■ The input:
________________________
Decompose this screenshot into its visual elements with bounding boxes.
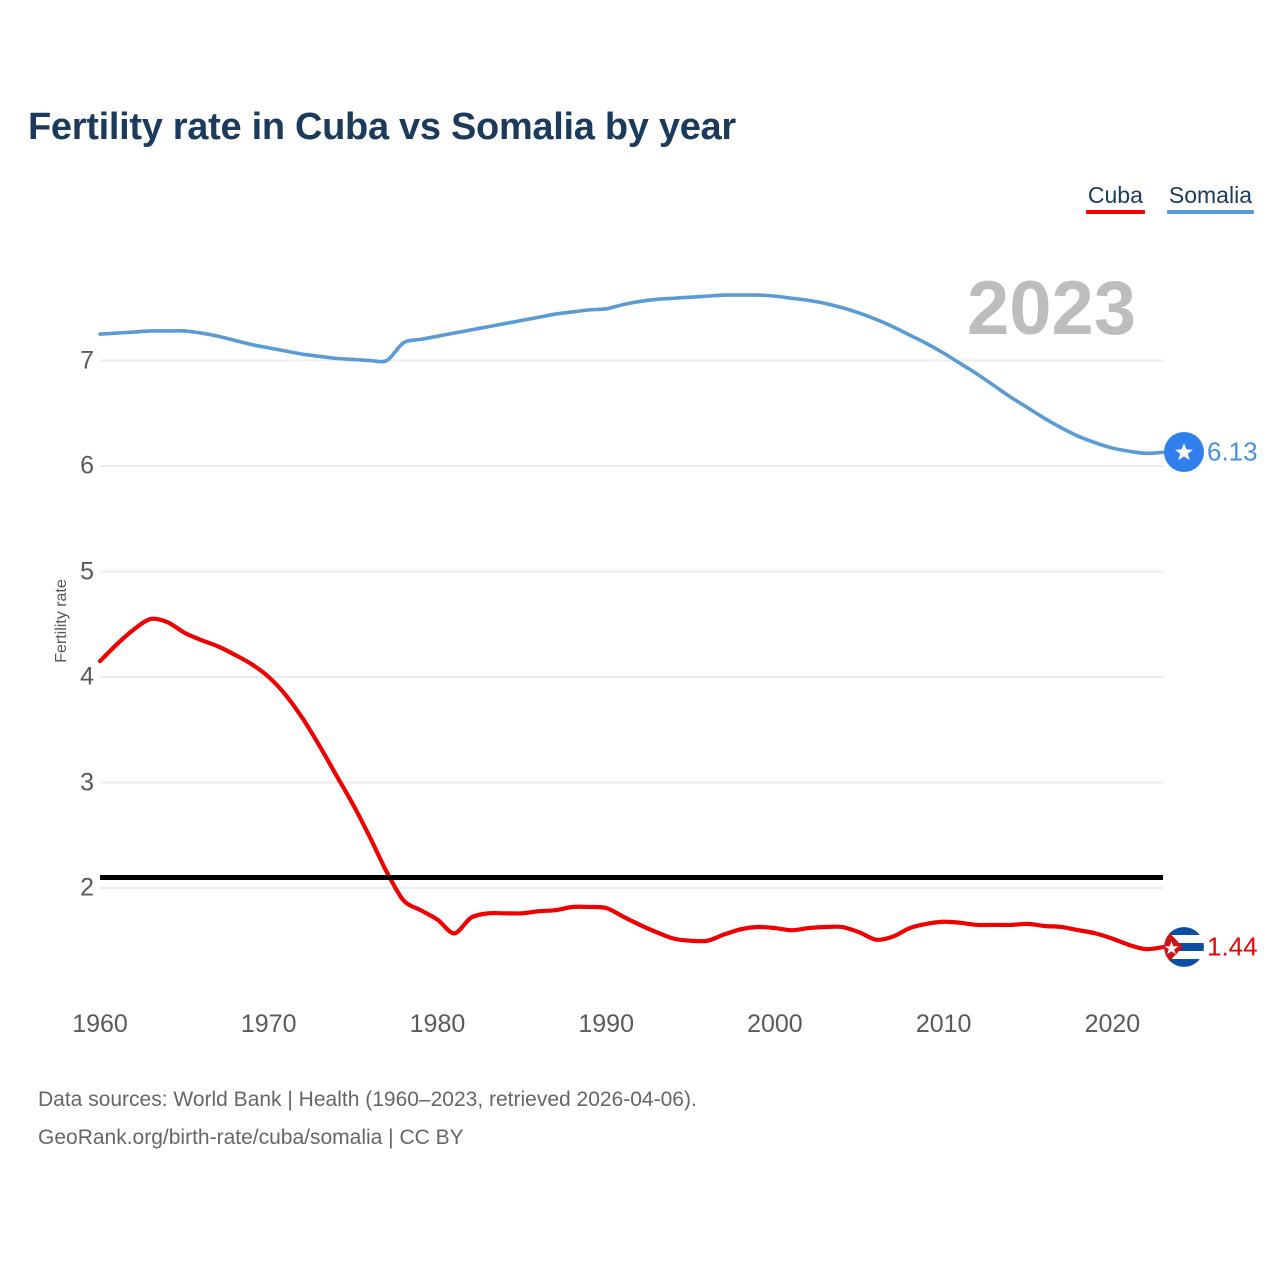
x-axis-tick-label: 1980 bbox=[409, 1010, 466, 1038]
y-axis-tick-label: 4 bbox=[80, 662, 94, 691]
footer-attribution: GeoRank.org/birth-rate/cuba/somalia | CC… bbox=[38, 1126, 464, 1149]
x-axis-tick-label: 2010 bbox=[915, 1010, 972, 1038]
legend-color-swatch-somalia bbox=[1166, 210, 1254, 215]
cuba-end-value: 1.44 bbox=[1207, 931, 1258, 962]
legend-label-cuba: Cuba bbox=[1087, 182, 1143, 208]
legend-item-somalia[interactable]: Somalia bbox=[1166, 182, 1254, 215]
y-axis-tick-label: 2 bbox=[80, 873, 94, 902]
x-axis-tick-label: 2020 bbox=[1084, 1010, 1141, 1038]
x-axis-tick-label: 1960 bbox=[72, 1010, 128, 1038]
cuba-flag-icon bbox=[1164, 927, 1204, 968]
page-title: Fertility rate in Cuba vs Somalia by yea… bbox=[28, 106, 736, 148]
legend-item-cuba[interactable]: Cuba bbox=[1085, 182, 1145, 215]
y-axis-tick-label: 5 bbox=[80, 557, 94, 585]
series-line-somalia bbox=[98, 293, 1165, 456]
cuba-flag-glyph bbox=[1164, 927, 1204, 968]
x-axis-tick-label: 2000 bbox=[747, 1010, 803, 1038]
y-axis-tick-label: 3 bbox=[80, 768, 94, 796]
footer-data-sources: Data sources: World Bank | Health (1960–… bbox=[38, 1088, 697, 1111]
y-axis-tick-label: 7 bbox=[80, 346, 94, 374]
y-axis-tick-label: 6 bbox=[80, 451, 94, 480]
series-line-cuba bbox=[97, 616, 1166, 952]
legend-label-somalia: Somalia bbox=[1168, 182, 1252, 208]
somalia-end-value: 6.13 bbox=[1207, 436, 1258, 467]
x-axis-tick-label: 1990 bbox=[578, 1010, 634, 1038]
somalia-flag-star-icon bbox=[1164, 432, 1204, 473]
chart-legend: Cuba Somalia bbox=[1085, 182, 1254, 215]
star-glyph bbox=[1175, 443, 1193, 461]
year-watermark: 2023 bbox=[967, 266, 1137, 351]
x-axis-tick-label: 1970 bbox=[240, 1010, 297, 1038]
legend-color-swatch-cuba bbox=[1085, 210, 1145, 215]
________________________
■ Directions for this task:
Rewrite the whole listing with "x-axis-tick-label" swapped for "horizontal-axis-label" and nothing else changed. Leave out the pictures.

■ Complete output:
Decompose this screenshot into its visual elements with bounding boxes.
horizontal-axis-label: 1980 bbox=[409, 1010, 466, 1038]
y-axis-tick-label: 4 bbox=[80, 662, 94, 691]
footer-attribution: GeoRank.org/birth-rate/cuba/somalia | CC… bbox=[38, 1126, 464, 1149]
horizontal-axis-label: 2010 bbox=[915, 1010, 972, 1038]
legend-color-swatch-somalia bbox=[1166, 210, 1254, 215]
cuba-end-value: 1.44 bbox=[1207, 931, 1258, 962]
legend-label-cuba: Cuba bbox=[1087, 182, 1143, 208]
legend-item-somalia[interactable]: Somalia bbox=[1166, 182, 1254, 215]
y-axis-tick-label: 2 bbox=[80, 873, 94, 902]
horizontal-axis-label: 2020 bbox=[1084, 1010, 1141, 1038]
horizontal-axis-label: 1960 bbox=[72, 1010, 128, 1038]
cuba-flag-icon bbox=[1164, 927, 1204, 968]
page-title: Fertility rate in Cuba vs Somalia by yea… bbox=[28, 106, 736, 148]
legend-item-cuba[interactable]: Cuba bbox=[1085, 182, 1145, 215]
y-axis-tick-label: 5 bbox=[80, 557, 94, 585]
series-line-somalia bbox=[98, 293, 1165, 456]
cuba-flag-glyph bbox=[1164, 927, 1204, 968]
horizontal-axis-label: 2000 bbox=[747, 1010, 803, 1038]
y-axis-tick-label: 3 bbox=[80, 768, 94, 796]
footer-data-sources: Data sources: World Bank | Health (1960–… bbox=[38, 1088, 697, 1111]
y-axis-tick-label: 7 bbox=[80, 346, 94, 374]
y-axis-tick-label: 6 bbox=[80, 451, 94, 480]
series-line-cuba bbox=[97, 616, 1166, 952]
legend-label-somalia: Somalia bbox=[1168, 182, 1252, 208]
somalia-end-value: 6.13 bbox=[1207, 436, 1258, 467]
horizontal-axis-label: 1990 bbox=[578, 1010, 634, 1038]
somalia-flag-star-icon bbox=[1164, 432, 1204, 473]
chart-legend: Cuba Somalia bbox=[1085, 182, 1254, 215]
star-glyph bbox=[1175, 443, 1193, 461]
year-watermark: 2023 bbox=[967, 266, 1137, 351]
horizontal-axis-label: 1970 bbox=[240, 1010, 297, 1038]
legend-color-swatch-cuba bbox=[1085, 210, 1145, 215]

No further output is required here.